Collect each line of the records containing the string "color".

* begin TASK INPUTS *

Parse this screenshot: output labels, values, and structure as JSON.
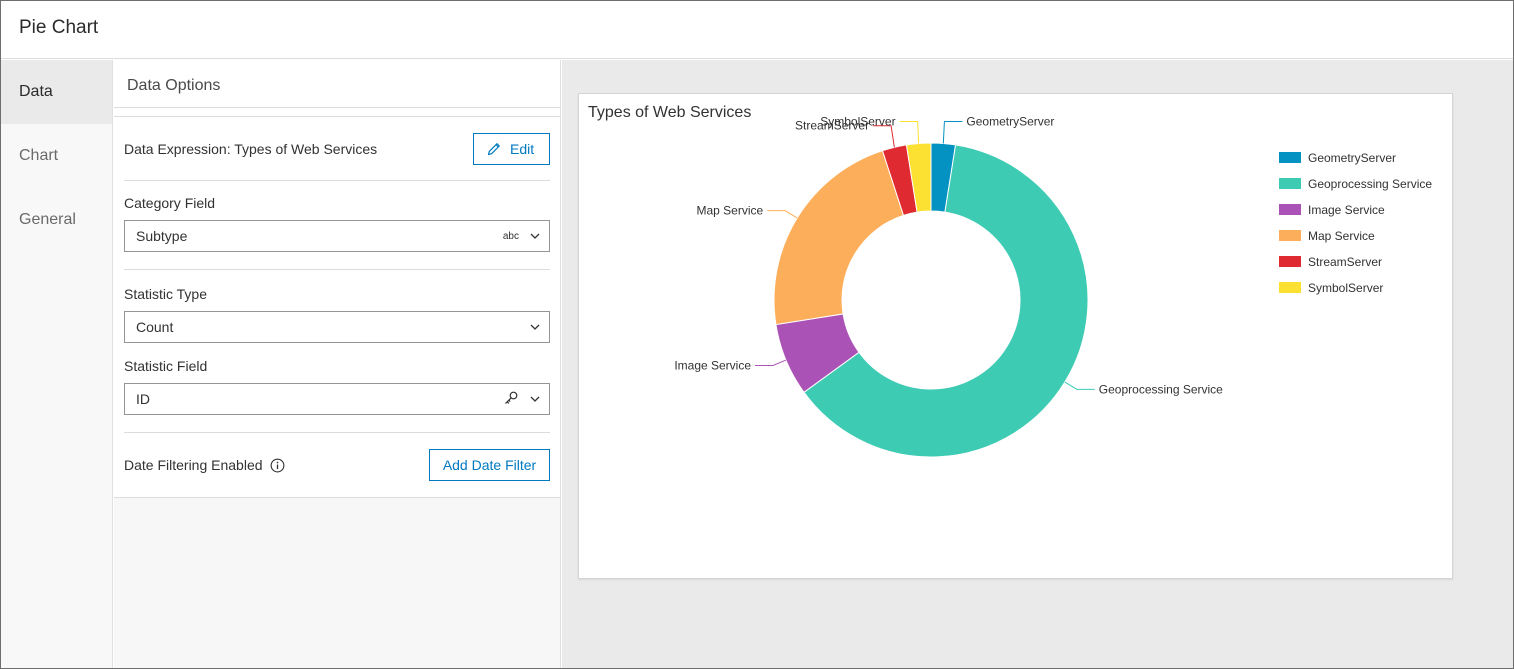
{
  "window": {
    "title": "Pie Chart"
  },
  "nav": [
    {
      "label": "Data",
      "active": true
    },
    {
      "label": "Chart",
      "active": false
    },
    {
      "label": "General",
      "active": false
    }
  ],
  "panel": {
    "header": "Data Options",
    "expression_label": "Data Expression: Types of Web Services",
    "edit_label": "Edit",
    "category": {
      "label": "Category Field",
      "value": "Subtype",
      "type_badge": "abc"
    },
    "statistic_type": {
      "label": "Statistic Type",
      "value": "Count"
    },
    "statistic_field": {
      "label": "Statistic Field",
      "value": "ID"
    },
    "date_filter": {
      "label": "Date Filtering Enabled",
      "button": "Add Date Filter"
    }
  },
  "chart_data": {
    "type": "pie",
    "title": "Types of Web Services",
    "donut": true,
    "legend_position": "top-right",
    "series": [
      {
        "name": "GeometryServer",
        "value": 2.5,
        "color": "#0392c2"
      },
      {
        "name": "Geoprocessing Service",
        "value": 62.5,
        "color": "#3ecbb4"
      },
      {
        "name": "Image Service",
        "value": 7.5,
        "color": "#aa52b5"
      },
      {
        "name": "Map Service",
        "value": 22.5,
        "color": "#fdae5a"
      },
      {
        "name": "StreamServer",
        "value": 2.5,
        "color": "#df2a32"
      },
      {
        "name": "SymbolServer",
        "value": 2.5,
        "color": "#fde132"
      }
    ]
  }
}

* end TASK INPUTS *

## RESPONSE TO THE TASK
        "color": "#0392c2"
        "color": "#3ecbb4"
        "color": "#aa52b5"
        "color": "#fdae5a"
        "color": "#df2a32"
        "color": "#fde132"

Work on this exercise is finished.